Locate every line in the listing below that contains the string "icon", and copy each one out in full.
=-=-=-=-=
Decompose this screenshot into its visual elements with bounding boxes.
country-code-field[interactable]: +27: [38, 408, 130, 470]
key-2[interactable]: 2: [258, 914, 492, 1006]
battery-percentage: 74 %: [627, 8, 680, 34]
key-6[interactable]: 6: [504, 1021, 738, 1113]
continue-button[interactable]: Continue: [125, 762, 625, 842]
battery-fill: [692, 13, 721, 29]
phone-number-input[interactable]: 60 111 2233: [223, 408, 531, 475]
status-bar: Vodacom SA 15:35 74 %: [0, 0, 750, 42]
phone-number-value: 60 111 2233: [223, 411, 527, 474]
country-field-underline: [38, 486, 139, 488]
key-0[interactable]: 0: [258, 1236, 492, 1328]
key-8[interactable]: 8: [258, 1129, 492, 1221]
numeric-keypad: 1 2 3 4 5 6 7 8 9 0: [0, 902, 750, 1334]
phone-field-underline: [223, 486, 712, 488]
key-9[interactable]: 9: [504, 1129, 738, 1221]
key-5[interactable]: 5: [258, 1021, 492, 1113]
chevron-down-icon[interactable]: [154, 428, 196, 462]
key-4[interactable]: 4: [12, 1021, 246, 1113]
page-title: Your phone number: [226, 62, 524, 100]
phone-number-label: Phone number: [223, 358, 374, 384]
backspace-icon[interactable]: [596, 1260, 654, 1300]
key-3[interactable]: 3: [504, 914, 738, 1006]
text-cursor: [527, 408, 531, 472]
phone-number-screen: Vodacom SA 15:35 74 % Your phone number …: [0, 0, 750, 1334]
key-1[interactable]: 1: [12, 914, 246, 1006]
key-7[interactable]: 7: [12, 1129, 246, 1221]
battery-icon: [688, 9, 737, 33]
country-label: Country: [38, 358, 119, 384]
=-=-=-=-=
:: Finished exercise ::
chevron-down-icon[interactable]: [154, 428, 196, 462]
backspace-icon[interactable]: [596, 1260, 654, 1300]
battery-icon: [688, 9, 737, 33]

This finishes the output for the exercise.